# GIVEN TASK:
Check every line below for the word "this" and copy each one that has it.

# INPUT MATERIAL:
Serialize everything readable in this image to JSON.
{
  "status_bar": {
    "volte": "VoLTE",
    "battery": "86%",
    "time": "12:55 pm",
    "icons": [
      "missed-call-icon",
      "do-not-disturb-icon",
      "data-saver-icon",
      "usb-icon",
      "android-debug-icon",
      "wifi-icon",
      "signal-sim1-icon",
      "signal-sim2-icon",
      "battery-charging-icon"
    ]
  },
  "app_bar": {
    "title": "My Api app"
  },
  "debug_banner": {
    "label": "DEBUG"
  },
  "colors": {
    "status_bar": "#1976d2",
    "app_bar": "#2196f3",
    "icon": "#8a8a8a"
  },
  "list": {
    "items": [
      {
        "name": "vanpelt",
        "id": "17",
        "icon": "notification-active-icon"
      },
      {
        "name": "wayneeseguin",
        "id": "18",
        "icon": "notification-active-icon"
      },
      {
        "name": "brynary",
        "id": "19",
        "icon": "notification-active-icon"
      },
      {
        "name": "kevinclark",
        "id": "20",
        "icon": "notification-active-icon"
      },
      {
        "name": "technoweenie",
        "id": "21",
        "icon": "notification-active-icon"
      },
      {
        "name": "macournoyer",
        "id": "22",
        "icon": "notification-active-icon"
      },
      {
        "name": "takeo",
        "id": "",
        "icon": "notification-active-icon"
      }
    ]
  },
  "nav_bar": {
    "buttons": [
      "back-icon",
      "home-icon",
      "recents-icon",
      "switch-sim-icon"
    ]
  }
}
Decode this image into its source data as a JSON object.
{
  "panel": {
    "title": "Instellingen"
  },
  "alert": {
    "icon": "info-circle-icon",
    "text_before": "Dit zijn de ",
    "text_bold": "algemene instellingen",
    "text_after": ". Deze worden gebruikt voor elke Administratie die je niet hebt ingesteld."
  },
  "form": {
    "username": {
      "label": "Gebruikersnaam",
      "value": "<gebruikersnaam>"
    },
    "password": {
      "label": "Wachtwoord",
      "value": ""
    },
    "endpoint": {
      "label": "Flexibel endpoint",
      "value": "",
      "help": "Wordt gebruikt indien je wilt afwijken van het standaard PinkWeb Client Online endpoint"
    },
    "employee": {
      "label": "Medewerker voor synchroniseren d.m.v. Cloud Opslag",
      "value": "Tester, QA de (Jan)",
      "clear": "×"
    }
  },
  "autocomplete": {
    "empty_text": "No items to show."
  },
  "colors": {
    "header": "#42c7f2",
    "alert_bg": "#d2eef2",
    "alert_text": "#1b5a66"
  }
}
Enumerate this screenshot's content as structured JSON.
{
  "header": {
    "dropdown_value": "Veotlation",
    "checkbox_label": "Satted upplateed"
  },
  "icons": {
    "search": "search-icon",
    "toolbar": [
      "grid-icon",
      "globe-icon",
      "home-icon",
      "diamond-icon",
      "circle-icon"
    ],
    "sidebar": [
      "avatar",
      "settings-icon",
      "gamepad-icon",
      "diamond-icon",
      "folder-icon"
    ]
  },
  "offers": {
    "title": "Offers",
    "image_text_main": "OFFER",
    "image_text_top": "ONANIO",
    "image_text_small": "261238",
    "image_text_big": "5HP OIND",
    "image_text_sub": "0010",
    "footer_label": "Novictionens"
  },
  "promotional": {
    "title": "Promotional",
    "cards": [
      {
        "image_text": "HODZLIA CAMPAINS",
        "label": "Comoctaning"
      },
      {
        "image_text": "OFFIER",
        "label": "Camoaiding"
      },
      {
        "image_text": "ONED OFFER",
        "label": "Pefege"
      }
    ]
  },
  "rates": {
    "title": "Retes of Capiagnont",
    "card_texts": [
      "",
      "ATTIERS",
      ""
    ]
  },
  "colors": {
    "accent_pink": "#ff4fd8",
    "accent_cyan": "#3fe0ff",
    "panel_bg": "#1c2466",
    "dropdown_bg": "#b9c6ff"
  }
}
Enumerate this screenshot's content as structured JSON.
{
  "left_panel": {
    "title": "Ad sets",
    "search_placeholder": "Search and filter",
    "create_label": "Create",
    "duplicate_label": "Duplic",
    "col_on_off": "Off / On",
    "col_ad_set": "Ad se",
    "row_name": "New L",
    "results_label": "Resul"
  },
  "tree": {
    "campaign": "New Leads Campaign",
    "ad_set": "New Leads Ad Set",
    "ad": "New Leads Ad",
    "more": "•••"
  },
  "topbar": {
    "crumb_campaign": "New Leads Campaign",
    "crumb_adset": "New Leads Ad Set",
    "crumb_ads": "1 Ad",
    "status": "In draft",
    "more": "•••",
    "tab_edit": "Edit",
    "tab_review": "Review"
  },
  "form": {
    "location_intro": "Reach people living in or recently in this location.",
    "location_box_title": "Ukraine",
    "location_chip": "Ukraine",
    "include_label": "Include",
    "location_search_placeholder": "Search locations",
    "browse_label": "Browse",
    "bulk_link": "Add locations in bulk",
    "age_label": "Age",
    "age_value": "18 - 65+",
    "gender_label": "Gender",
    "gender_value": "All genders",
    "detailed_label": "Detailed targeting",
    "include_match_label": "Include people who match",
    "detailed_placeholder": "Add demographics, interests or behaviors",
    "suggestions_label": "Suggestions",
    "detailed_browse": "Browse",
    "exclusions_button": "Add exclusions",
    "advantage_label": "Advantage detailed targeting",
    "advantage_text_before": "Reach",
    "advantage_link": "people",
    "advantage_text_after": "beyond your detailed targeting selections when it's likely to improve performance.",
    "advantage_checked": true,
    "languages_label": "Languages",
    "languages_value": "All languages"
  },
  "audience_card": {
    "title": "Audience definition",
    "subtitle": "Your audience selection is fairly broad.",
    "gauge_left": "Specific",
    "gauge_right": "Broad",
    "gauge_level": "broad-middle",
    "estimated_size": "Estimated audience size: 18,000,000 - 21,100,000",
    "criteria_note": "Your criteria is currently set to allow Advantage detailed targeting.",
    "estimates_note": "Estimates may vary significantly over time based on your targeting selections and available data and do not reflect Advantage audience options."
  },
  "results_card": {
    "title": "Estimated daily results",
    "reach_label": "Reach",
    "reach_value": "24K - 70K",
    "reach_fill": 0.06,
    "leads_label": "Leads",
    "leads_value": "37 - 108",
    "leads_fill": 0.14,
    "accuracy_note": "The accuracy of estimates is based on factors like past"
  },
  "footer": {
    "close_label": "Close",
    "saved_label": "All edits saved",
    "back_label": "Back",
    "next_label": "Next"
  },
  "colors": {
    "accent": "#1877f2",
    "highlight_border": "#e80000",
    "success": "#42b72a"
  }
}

# FULL ANSWER:
Serialize everything readable in this image to JSON.
Decode this image into its source data as a JSON object.
Enumerate this screenshot's content as structured JSON.
Enumerate this screenshot's content as structured JSON.
    "location_intro": "Reach people living in or recently in this location.",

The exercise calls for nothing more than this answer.